RECORDS SHOWN:
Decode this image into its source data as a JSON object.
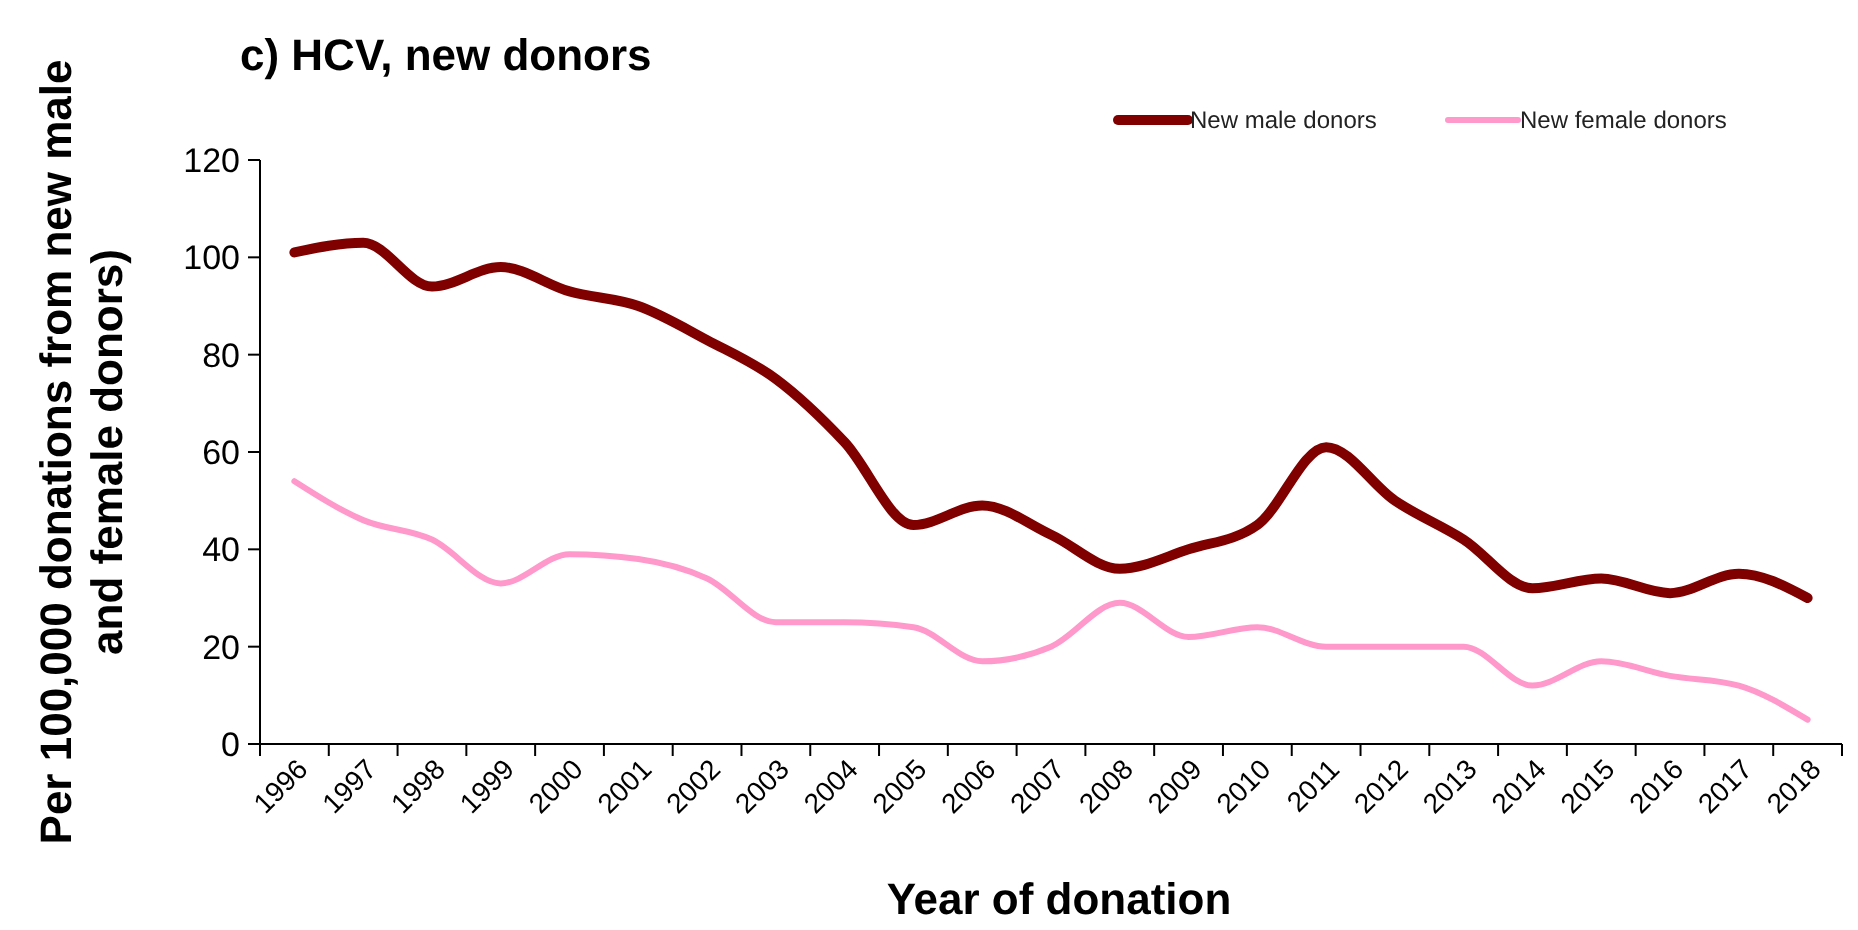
{
  "chart_data": {
    "type": "line",
    "title": "c) HCV, new donors",
    "xlabel": "Year of donation",
    "ylabel": "Per 100,000 donations from new male and female donors)",
    "categories": [
      "1996",
      "1997",
      "1998",
      "1999",
      "2000",
      "2001",
      "2002",
      "2003",
      "2004",
      "2005",
      "2006",
      "2007",
      "2008",
      "2009",
      "2010",
      "2011",
      "2012",
      "2013",
      "2014",
      "2015",
      "2016",
      "2017",
      "2018"
    ],
    "series": [
      {
        "name": "New male donors",
        "color": "#800000",
        "values": [
          101,
          103,
          94,
          98,
          93,
          90,
          83,
          75,
          62,
          45,
          49,
          43,
          36,
          40,
          45,
          61,
          50,
          42,
          32,
          34,
          31,
          35,
          30
        ]
      },
      {
        "name": "New female donors",
        "color": "#ff99cc",
        "values": [
          54,
          46,
          42,
          33,
          39,
          38,
          34,
          25,
          25,
          24,
          17,
          20,
          29,
          22,
          24,
          20,
          20,
          20,
          12,
          17,
          14,
          12,
          5
        ]
      }
    ],
    "ylim": [
      0,
      120
    ],
    "yticks": [
      0,
      20,
      40,
      60,
      80,
      100,
      120
    ],
    "grid": false,
    "legend": "top right",
    "marker": "none",
    "line_style": "solid"
  }
}
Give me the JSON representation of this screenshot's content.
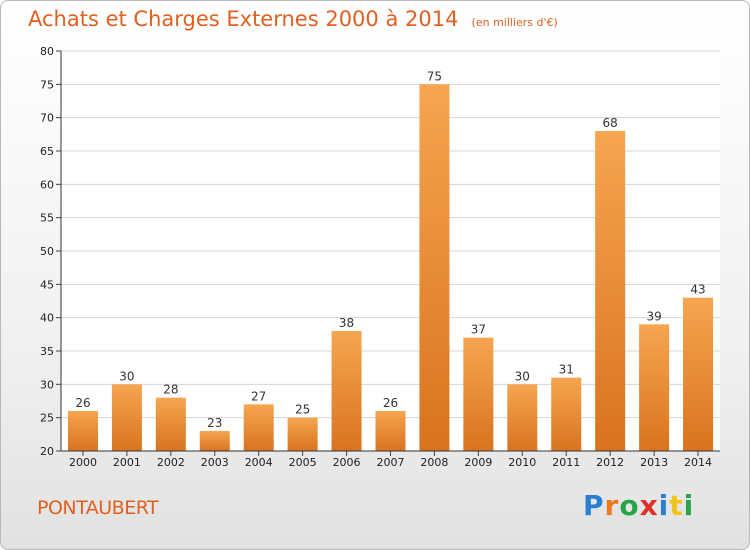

YOUR TASK: Using the records above, output their complete text exactly, minus any images.

RESULT OF THE TASK:
Decode this image into its source data as a JSON object.
{
  "chart_data": {
    "type": "line",
    "title": "c) HCV, new donors",
    "xlabel": "Year of donation",
    "ylabel": "Per 100,000 donations from new male and female donors)",
    "categories": [
      "1996",
      "1997",
      "1998",
      "1999",
      "2000",
      "2001",
      "2002",
      "2003",
      "2004",
      "2005",
      "2006",
      "2007",
      "2008",
      "2009",
      "2010",
      "2011",
      "2012",
      "2013",
      "2014",
      "2015",
      "2016",
      "2017",
      "2018"
    ],
    "series": [
      {
        "name": "New male donors",
        "color": "#800000",
        "values": [
          101,
          103,
          94,
          98,
          93,
          90,
          83,
          75,
          62,
          45,
          49,
          43,
          36,
          40,
          45,
          61,
          50,
          42,
          32,
          34,
          31,
          35,
          30
        ]
      },
      {
        "name": "New female donors",
        "color": "#ff99cc",
        "values": [
          54,
          46,
          42,
          33,
          39,
          38,
          34,
          25,
          25,
          24,
          17,
          20,
          29,
          22,
          24,
          20,
          20,
          20,
          12,
          17,
          14,
          12,
          5
        ]
      }
    ],
    "ylim": [
      0,
      120
    ],
    "yticks": [
      0,
      20,
      40,
      60,
      80,
      100,
      120
    ],
    "grid": false,
    "legend": "top right",
    "marker": "none",
    "line_style": "solid"
  }
}
Give me the JSON representation of this screenshot's content.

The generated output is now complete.